#### TASK DETAILS
Bring together all lines of the material below that contain the string "Diver".

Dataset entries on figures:

- - -

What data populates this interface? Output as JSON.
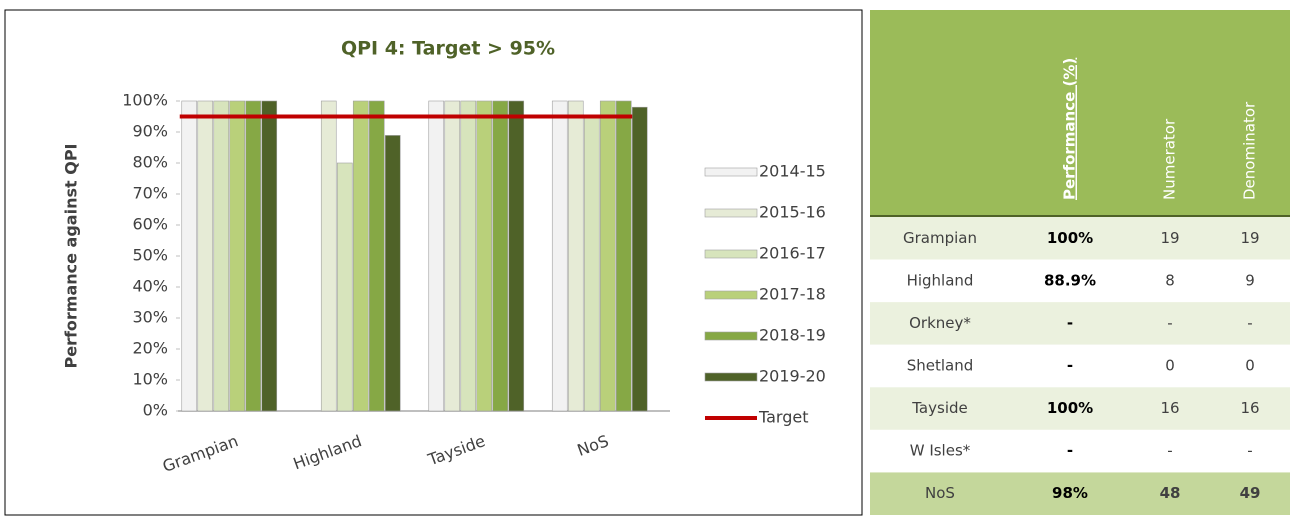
{
  "chart_data": {
    "type": "bar",
    "title": "QPI 4: Target > 95%",
    "y_label": "Performance against QPI",
    "categories": [
      "Grampian",
      "Highland",
      "Tayside",
      "NoS"
    ],
    "series": [
      {
        "name": "2014-15",
        "color": "#f2f2f2",
        "values": [
          100,
          null,
          100,
          100
        ]
      },
      {
        "name": "2015-16",
        "color": "#e6ebd6",
        "values": [
          100,
          100,
          100,
          100
        ]
      },
      {
        "name": "2016-17",
        "color": "#d7e4bc",
        "values": [
          100,
          80,
          100,
          95
        ]
      },
      {
        "name": "2017-18",
        "color": "#b9d07a",
        "values": [
          100,
          100,
          100,
          100
        ]
      },
      {
        "name": "2018-19",
        "color": "#86a845",
        "values": [
          100,
          100,
          100,
          100
        ]
      },
      {
        "name": "2019-20",
        "color": "#4f6228",
        "values": [
          100,
          88.9,
          100,
          98
        ]
      },
      {
        "name": "Target",
        "type": "line",
        "color": "#c00000",
        "values": [
          95,
          95,
          95,
          95
        ]
      }
    ],
    "ylim": [
      0,
      100
    ],
    "yticks": [
      {
        "value": 0,
        "label": "0%"
      },
      {
        "value": 10,
        "label": "10%"
      },
      {
        "value": 20,
        "label": "20%"
      },
      {
        "value": 30,
        "label": "30%"
      },
      {
        "value": 40,
        "label": "40%"
      },
      {
        "value": 50,
        "label": "50%"
      },
      {
        "value": 60,
        "label": "60%"
      },
      {
        "value": 70,
        "label": "70%"
      },
      {
        "value": 80,
        "label": "80%"
      },
      {
        "value": 90,
        "label": "90%"
      },
      {
        "value": 100,
        "label": "100%"
      }
    ],
    "legend": "right"
  },
  "table": {
    "columns": [
      "Performance (%)",
      "Numerator",
      "Denominator"
    ],
    "rows": [
      [
        "Grampian",
        "100%",
        "19",
        "19"
      ],
      [
        "Highland",
        "88.9%",
        "8",
        "9"
      ],
      [
        "Orkney*",
        "-",
        "-",
        "-"
      ],
      [
        "Shetland",
        "-",
        "0",
        "0"
      ],
      [
        "Tayside",
        "100%",
        "16",
        "16"
      ],
      [
        "W Isles*",
        "-",
        "-",
        "-"
      ],
      [
        "NoS",
        "98%",
        "48",
        "49"
      ]
    ]
  }
}
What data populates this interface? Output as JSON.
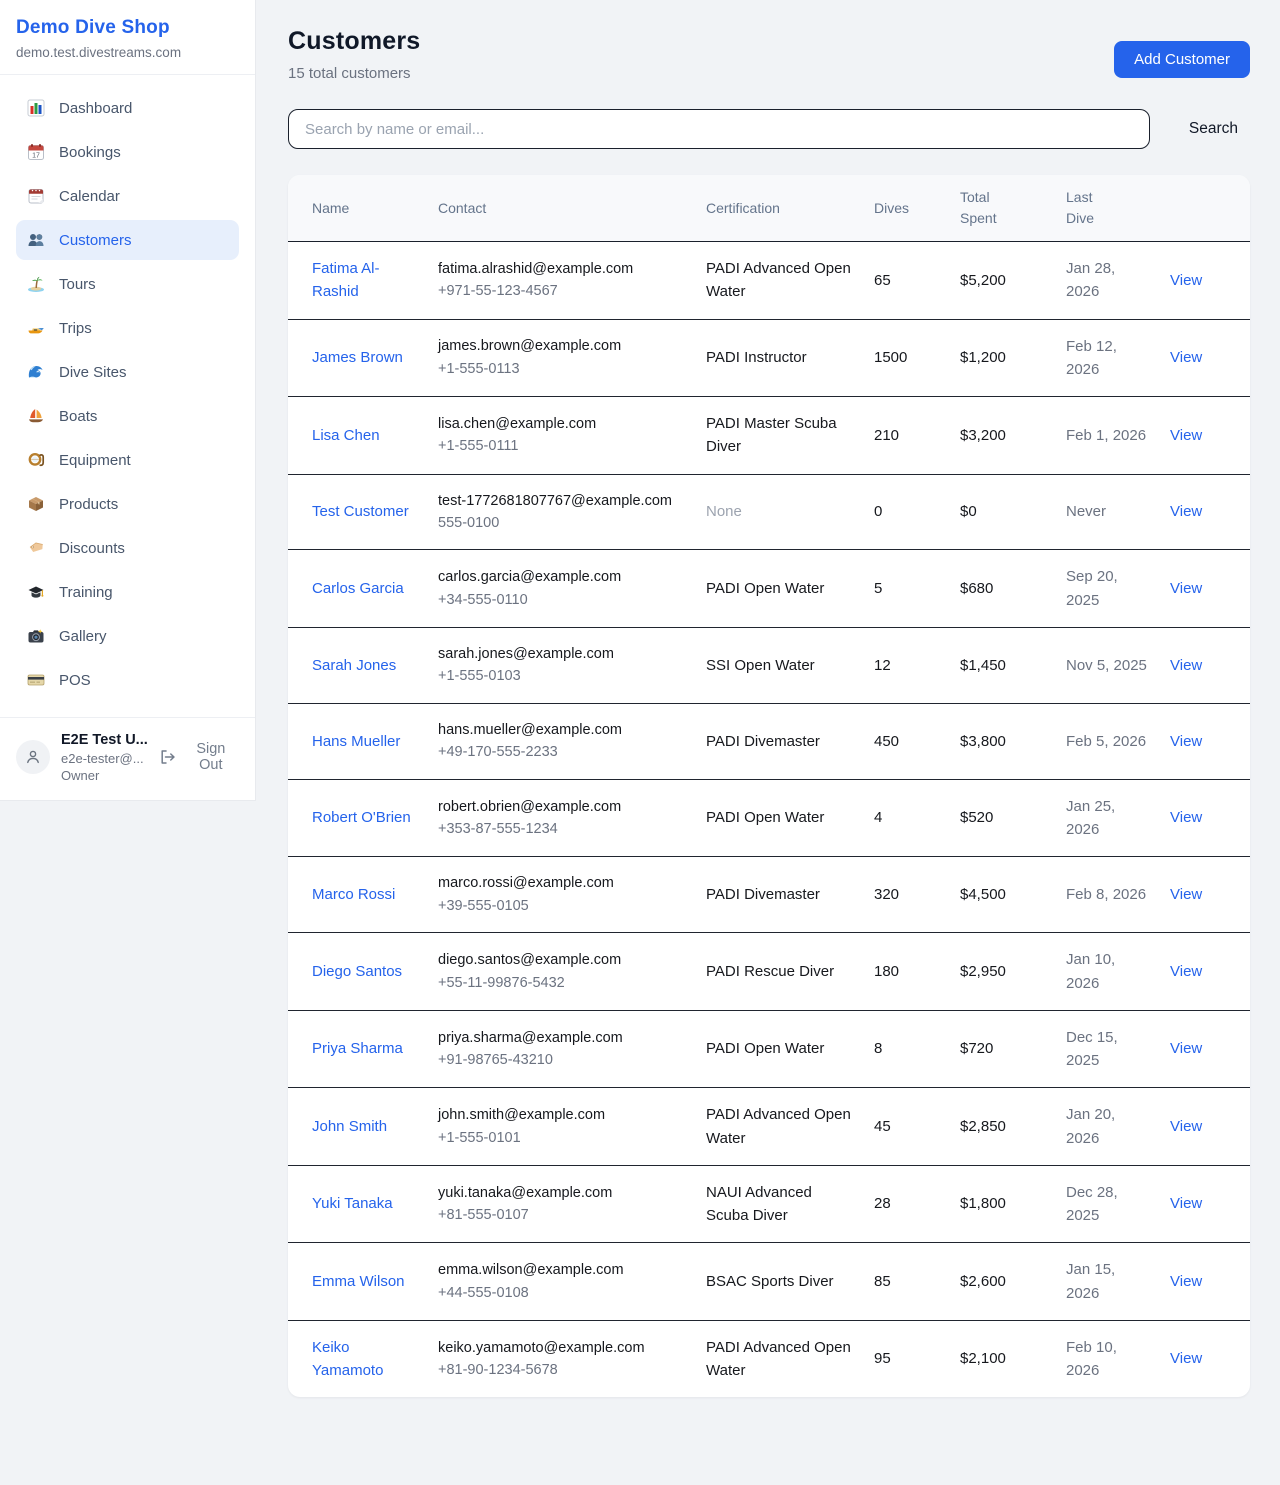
{
  "sidebar": {
    "title": "Demo Dive Shop",
    "subdomain": "demo.test.divestreams.com",
    "nav": [
      {
        "label": "Dashboard",
        "icon": "dashboard",
        "active": false
      },
      {
        "label": "Bookings",
        "icon": "bookings",
        "active": false
      },
      {
        "label": "Calendar",
        "icon": "calendar",
        "active": false
      },
      {
        "label": "Customers",
        "icon": "customers",
        "active": true
      },
      {
        "label": "Tours",
        "icon": "tours",
        "active": false
      },
      {
        "label": "Trips",
        "icon": "trips",
        "active": false
      },
      {
        "label": "Dive Sites",
        "icon": "dive-sites",
        "active": false
      },
      {
        "label": "Boats",
        "icon": "boats",
        "active": false
      },
      {
        "label": "Equipment",
        "icon": "equipment",
        "active": false
      },
      {
        "label": "Products",
        "icon": "products",
        "active": false
      },
      {
        "label": "Discounts",
        "icon": "discounts",
        "active": false
      },
      {
        "label": "Training",
        "icon": "training",
        "active": false
      },
      {
        "label": "Gallery",
        "icon": "gallery",
        "active": false
      },
      {
        "label": "POS",
        "icon": "pos",
        "active": false
      }
    ],
    "user": {
      "name": "E2E Test U...",
      "email": "e2e-tester@...",
      "role": "Owner",
      "sign_out_label": "Sign Out"
    }
  },
  "header": {
    "title": "Customers",
    "subtitle": "15 total customers",
    "add_button_label": "Add Customer"
  },
  "search": {
    "placeholder": "Search by name or email...",
    "button_label": "Search"
  },
  "table": {
    "columns": [
      "Name",
      "Contact",
      "Certification",
      "Dives",
      "Total\nSpent",
      "Last\nDive",
      ""
    ],
    "view_label": "View",
    "rows": [
      {
        "name": "Fatima Al-Rashid",
        "email": "fatima.alrashid@example.com",
        "phone": "+971-55-123-4567",
        "certification": "PADI Advanced Open Water",
        "cert_none": false,
        "dives": "65",
        "total_spent": "$5,200",
        "last_dive": "Jan 28, 2026"
      },
      {
        "name": "James Brown",
        "email": "james.brown@example.com",
        "phone": "+1-555-0113",
        "certification": "PADI Instructor",
        "cert_none": false,
        "dives": "1500",
        "total_spent": "$1,200",
        "last_dive": "Feb 12, 2026"
      },
      {
        "name": "Lisa Chen",
        "email": "lisa.chen@example.com",
        "phone": "+1-555-0111",
        "certification": "PADI Master Scuba Diver",
        "cert_none": false,
        "dives": "210",
        "total_spent": "$3,200",
        "last_dive": "Feb 1, 2026"
      },
      {
        "name": "Test Customer",
        "email": "test-1772681807767@example.com",
        "phone": "555-0100",
        "certification": "None",
        "cert_none": true,
        "dives": "0",
        "total_spent": "$0",
        "last_dive": "Never"
      },
      {
        "name": "Carlos Garcia",
        "email": "carlos.garcia@example.com",
        "phone": "+34-555-0110",
        "certification": "PADI Open Water",
        "cert_none": false,
        "dives": "5",
        "total_spent": "$680",
        "last_dive": "Sep 20, 2025"
      },
      {
        "name": "Sarah Jones",
        "email": "sarah.jones@example.com",
        "phone": "+1-555-0103",
        "certification": "SSI Open Water",
        "cert_none": false,
        "dives": "12",
        "total_spent": "$1,450",
        "last_dive": "Nov 5, 2025"
      },
      {
        "name": "Hans Mueller",
        "email": "hans.mueller@example.com",
        "phone": "+49-170-555-2233",
        "certification": "PADI Divemaster",
        "cert_none": false,
        "dives": "450",
        "total_spent": "$3,800",
        "last_dive": "Feb 5, 2026"
      },
      {
        "name": "Robert O'Brien",
        "email": "robert.obrien@example.com",
        "phone": "+353-87-555-1234",
        "certification": "PADI Open Water",
        "cert_none": false,
        "dives": "4",
        "total_spent": "$520",
        "last_dive": "Jan 25, 2026"
      },
      {
        "name": "Marco Rossi",
        "email": "marco.rossi@example.com",
        "phone": "+39-555-0105",
        "certification": "PADI Divemaster",
        "cert_none": false,
        "dives": "320",
        "total_spent": "$4,500",
        "last_dive": "Feb 8, 2026"
      },
      {
        "name": "Diego Santos",
        "email": "diego.santos@example.com",
        "phone": "+55-11-99876-5432",
        "certification": "PADI Rescue Diver",
        "cert_none": false,
        "dives": "180",
        "total_spent": "$2,950",
        "last_dive": "Jan 10, 2026"
      },
      {
        "name": "Priya Sharma",
        "email": "priya.sharma@example.com",
        "phone": "+91-98765-43210",
        "certification": "PADI Open Water",
        "cert_none": false,
        "dives": "8",
        "total_spent": "$720",
        "last_dive": "Dec 15, 2025"
      },
      {
        "name": "John Smith",
        "email": "john.smith@example.com",
        "phone": "+1-555-0101",
        "certification": "PADI Advanced Open Water",
        "cert_none": false,
        "dives": "45",
        "total_spent": "$2,850",
        "last_dive": "Jan 20, 2026"
      },
      {
        "name": "Yuki Tanaka",
        "email": "yuki.tanaka@example.com",
        "phone": "+81-555-0107",
        "certification": "NAUI Advanced Scuba Diver",
        "cert_none": false,
        "dives": "28",
        "total_spent": "$1,800",
        "last_dive": "Dec 28, 2025"
      },
      {
        "name": "Emma Wilson",
        "email": "emma.wilson@example.com",
        "phone": "+44-555-0108",
        "certification": "BSAC Sports Diver",
        "cert_none": false,
        "dives": "85",
        "total_spent": "$2,600",
        "last_dive": "Jan 15, 2026"
      },
      {
        "name": "Keiko Yamamoto",
        "email": "keiko.yamamoto@example.com",
        "phone": "+81-90-1234-5678",
        "certification": "PADI Advanced Open Water",
        "cert_none": false,
        "dives": "95",
        "total_spent": "$2,100",
        "last_dive": "Feb 10, 2026"
      }
    ]
  },
  "colors": {
    "accent": "#2563eb",
    "active_nav_bg": "#e7effc",
    "row_border": "#1a202c",
    "page_bg": "#f1f3f6",
    "muted_text": "#6b7280"
  }
}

- - -

#### IN RESPONSE
        "certification": "PADI Master Scuba Diver",
        "certification": "PADI Rescue Diver",
        "certification": "NAUI Advanced Scuba Diver",
        "certification": "BSAC Sports Diver",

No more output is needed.